= BRIEF =
All that is wanted is how many lines in the records below include the string "name".

(Records from a collection of figures)
____________

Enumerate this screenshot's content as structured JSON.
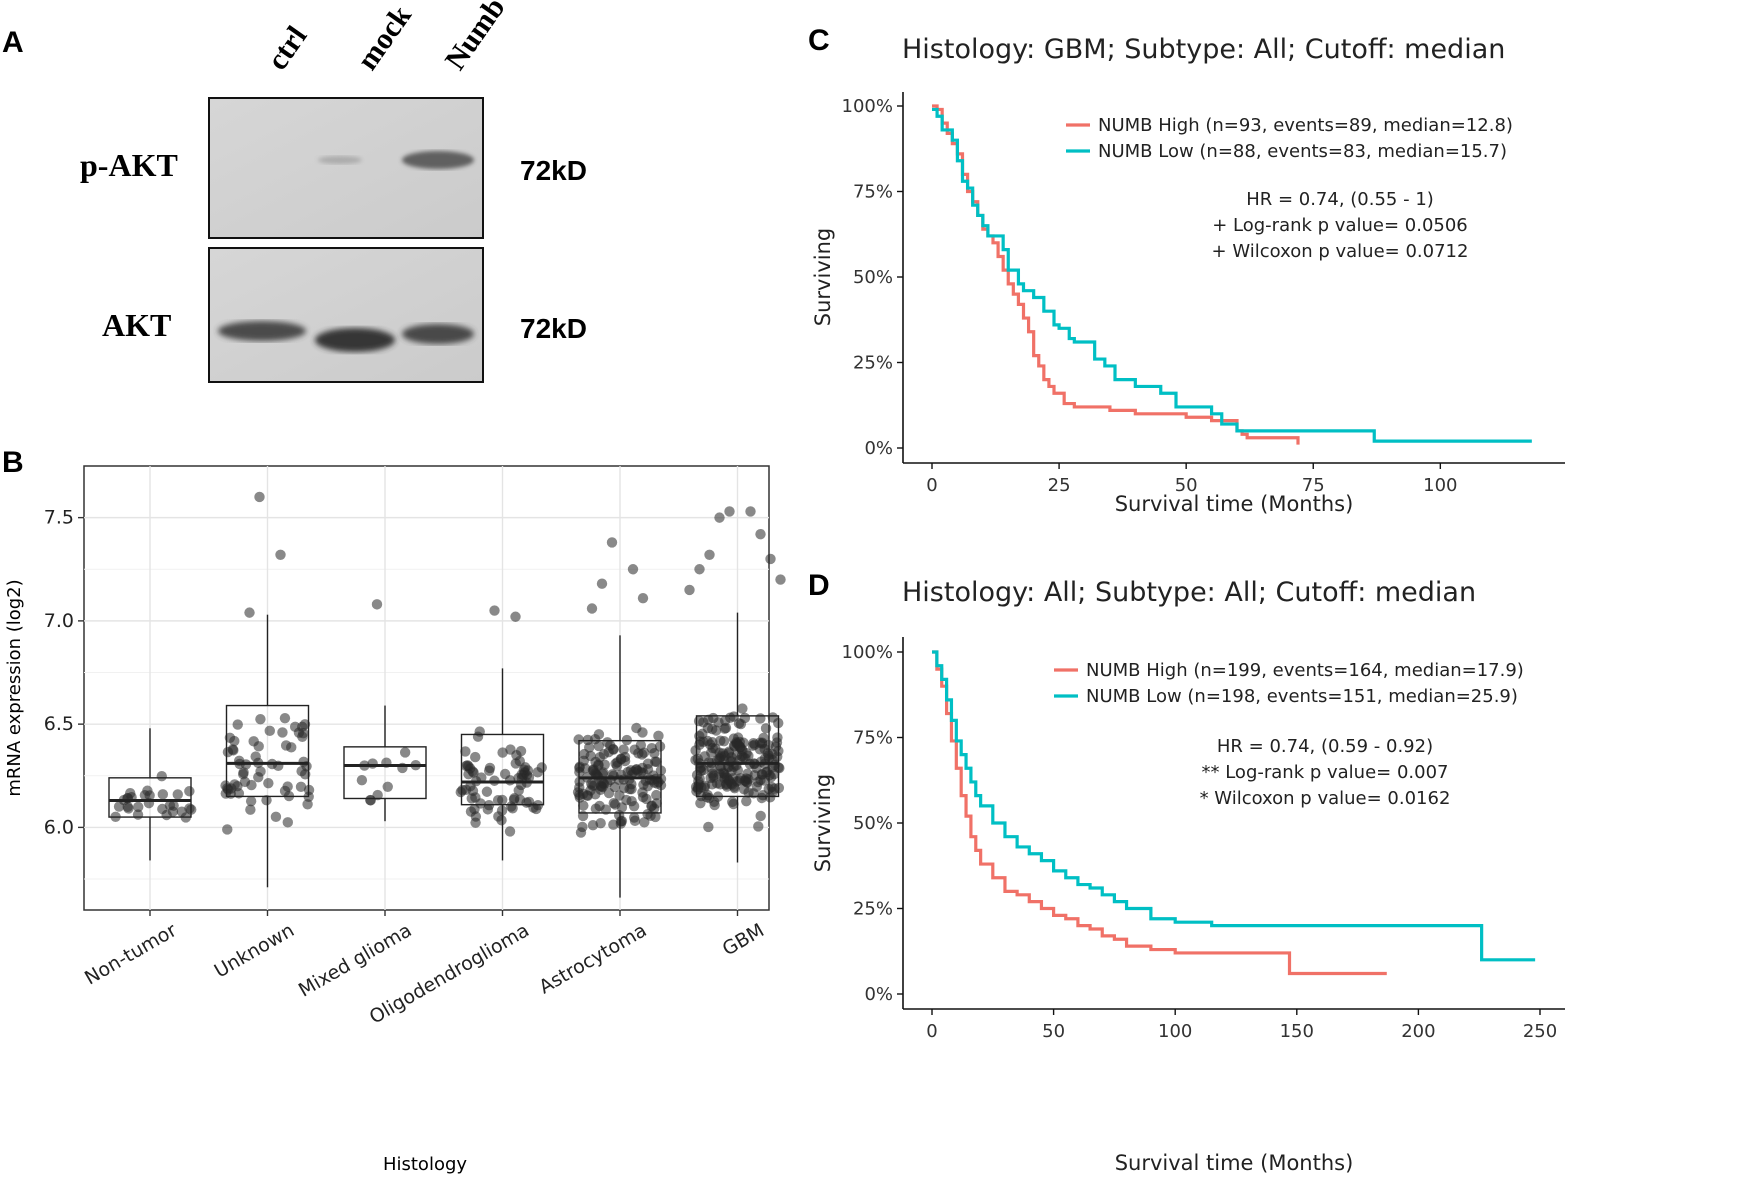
{
  "panels": {
    "A": {
      "label": "A",
      "lanes": [
        "ctrl",
        "mock",
        "Numb"
      ],
      "blots": [
        {
          "band": "p-AKT",
          "size": "72kD"
        },
        {
          "band": "AKT",
          "size": "72kD"
        }
      ]
    },
    "B": {
      "label": "B"
    },
    "C": {
      "label": "C"
    },
    "D": {
      "label": "D"
    }
  },
  "chart_data": [
    {
      "type": "box",
      "panel": "B",
      "xlabel": "Histology",
      "ylabel": "mRNA expression (log2)",
      "ylim": [
        5.6,
        7.75
      ],
      "yticks": [
        6.0,
        6.5,
        7.0,
        7.5
      ],
      "categories": [
        "Non-tumor",
        "Unknown",
        "Mixed glioma",
        "Oligodendroglioma",
        "Astrocytoma",
        "GBM"
      ],
      "boxes": [
        {
          "q1": 6.05,
          "median": 6.13,
          "q3": 6.24,
          "whisker_low": 5.84,
          "whisker_high": 6.48,
          "n_points": 28
        },
        {
          "q1": 6.15,
          "median": 6.31,
          "q3": 6.59,
          "whisker_low": 5.71,
          "whisker_high": 7.03,
          "n_points": 60
        },
        {
          "q1": 6.14,
          "median": 6.3,
          "q3": 6.39,
          "whisker_low": 6.03,
          "whisker_high": 6.59,
          "n_points": 11
        },
        {
          "q1": 6.11,
          "median": 6.22,
          "q3": 6.45,
          "whisker_low": 5.84,
          "whisker_high": 6.77,
          "n_points": 70
        },
        {
          "q1": 6.07,
          "median": 6.24,
          "q3": 6.42,
          "whisker_low": 5.66,
          "whisker_high": 6.93,
          "n_points": 150
        },
        {
          "q1": 6.15,
          "median": 6.31,
          "q3": 6.54,
          "whisker_low": 5.83,
          "whisker_high": 7.04,
          "n_points": 200
        }
      ],
      "outliers": [
        {
          "category": "Unknown",
          "values": [
            7.6,
            7.32,
            7.04
          ]
        },
        {
          "category": "Mixed glioma",
          "values": [
            7.08
          ]
        },
        {
          "category": "Oligodendroglioma",
          "values": [
            7.05,
            7.02
          ]
        },
        {
          "category": "Astrocytoma",
          "values": [
            7.38,
            7.25,
            7.18,
            7.11,
            7.06
          ]
        },
        {
          "category": "GBM",
          "values": [
            7.53,
            7.53,
            7.5,
            7.42,
            7.32,
            7.3,
            7.25,
            7.2,
            7.15
          ]
        }
      ]
    },
    {
      "type": "line",
      "panel": "C",
      "title": "Histology: GBM; Subtype: All; Cutoff: median",
      "xlabel": "Survival time (Months)",
      "ylabel": "Surviving",
      "xlim": [
        0,
        120
      ],
      "ylim": [
        0,
        1
      ],
      "xticks": [
        0,
        25,
        50,
        75,
        100
      ],
      "yticks": [
        "0%",
        "25%",
        "50%",
        "75%",
        "100%"
      ],
      "series": [
        {
          "name": "NUMB High (n=93, events=89, median=12.8)",
          "color": "#f07167",
          "x": [
            0,
            1,
            2,
            3,
            4,
            5,
            6,
            7,
            8,
            9,
            10,
            11,
            12,
            13,
            14,
            15,
            16,
            17,
            18,
            19,
            20,
            21,
            22,
            23,
            24,
            26,
            28,
            30,
            35,
            40,
            45,
            50,
            55,
            60,
            61,
            62,
            65,
            70,
            72
          ],
          "y": [
            1.0,
            0.99,
            0.95,
            0.92,
            0.89,
            0.86,
            0.8,
            0.75,
            0.72,
            0.68,
            0.64,
            0.62,
            0.6,
            0.56,
            0.52,
            0.48,
            0.45,
            0.42,
            0.38,
            0.34,
            0.27,
            0.24,
            0.2,
            0.18,
            0.16,
            0.13,
            0.12,
            0.12,
            0.11,
            0.1,
            0.1,
            0.09,
            0.08,
            0.05,
            0.04,
            0.03,
            0.03,
            0.03,
            0.01
          ]
        },
        {
          "name": "NUMB Low (n=88, events=83, median=15.7)",
          "color": "#00bfc4",
          "x": [
            0,
            1,
            2,
            4,
            5,
            6,
            7,
            8,
            9,
            10,
            11,
            12,
            14,
            15,
            17,
            18,
            20,
            22,
            24,
            25,
            27,
            28,
            30,
            32,
            34,
            36,
            40,
            45,
            48,
            50,
            55,
            57,
            60,
            64,
            70,
            80,
            87,
            100,
            110,
            118
          ],
          "y": [
            0.99,
            0.97,
            0.93,
            0.9,
            0.84,
            0.78,
            0.76,
            0.71,
            0.68,
            0.65,
            0.62,
            0.62,
            0.58,
            0.52,
            0.48,
            0.46,
            0.44,
            0.4,
            0.36,
            0.35,
            0.32,
            0.31,
            0.31,
            0.26,
            0.24,
            0.2,
            0.18,
            0.16,
            0.12,
            0.12,
            0.1,
            0.07,
            0.05,
            0.05,
            0.05,
            0.05,
            0.02,
            0.02,
            0.02,
            0.02
          ]
        }
      ],
      "annotations": [
        "HR = 0.74, (0.55 - 1)",
        "+ Log-rank p value= 0.0506",
        "+ Wilcoxon p value= 0.0712"
      ]
    },
    {
      "type": "line",
      "panel": "D",
      "title": "Histology: All; Subtype: All; Cutoff: median",
      "xlabel": "Survival time (Months)",
      "ylabel": "Surviving",
      "xlim": [
        0,
        250
      ],
      "ylim": [
        0,
        1
      ],
      "xticks": [
        0,
        50,
        100,
        150,
        200,
        250
      ],
      "yticks": [
        "0%",
        "25%",
        "50%",
        "75%",
        "100%"
      ],
      "series": [
        {
          "name": "NUMB High (n=199, events=164, median=17.9)",
          "color": "#f07167",
          "x": [
            0,
            2,
            4,
            6,
            8,
            10,
            12,
            14,
            16,
            18,
            20,
            25,
            30,
            35,
            40,
            45,
            50,
            55,
            60,
            65,
            70,
            75,
            80,
            90,
            100,
            120,
            140,
            147,
            160,
            187
          ],
          "y": [
            1.0,
            0.95,
            0.9,
            0.82,
            0.74,
            0.66,
            0.58,
            0.52,
            0.46,
            0.42,
            0.38,
            0.34,
            0.3,
            0.29,
            0.27,
            0.25,
            0.23,
            0.22,
            0.2,
            0.19,
            0.17,
            0.16,
            0.14,
            0.13,
            0.12,
            0.12,
            0.12,
            0.06,
            0.06,
            0.06
          ]
        },
        {
          "name": "NUMB Low (n=198, events=151, median=25.9)",
          "color": "#00bfc4",
          "x": [
            0,
            2,
            4,
            6,
            8,
            10,
            12,
            14,
            16,
            18,
            20,
            25,
            30,
            35,
            40,
            45,
            50,
            55,
            60,
            65,
            70,
            75,
            80,
            90,
            100,
            115,
            150,
            200,
            225,
            226,
            248
          ],
          "y": [
            1.0,
            0.96,
            0.92,
            0.86,
            0.8,
            0.74,
            0.7,
            0.66,
            0.62,
            0.58,
            0.55,
            0.5,
            0.46,
            0.43,
            0.41,
            0.39,
            0.36,
            0.34,
            0.32,
            0.31,
            0.29,
            0.27,
            0.25,
            0.22,
            0.21,
            0.2,
            0.2,
            0.2,
            0.2,
            0.1,
            0.1
          ]
        }
      ],
      "annotations": [
        "HR = 0.74, (0.59 - 0.92)",
        "** Log-rank p value= 0.007",
        "* Wilcoxon p value= 0.0162"
      ]
    }
  ]
}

____________

= ANSWER TO THIS EXERCISE =
4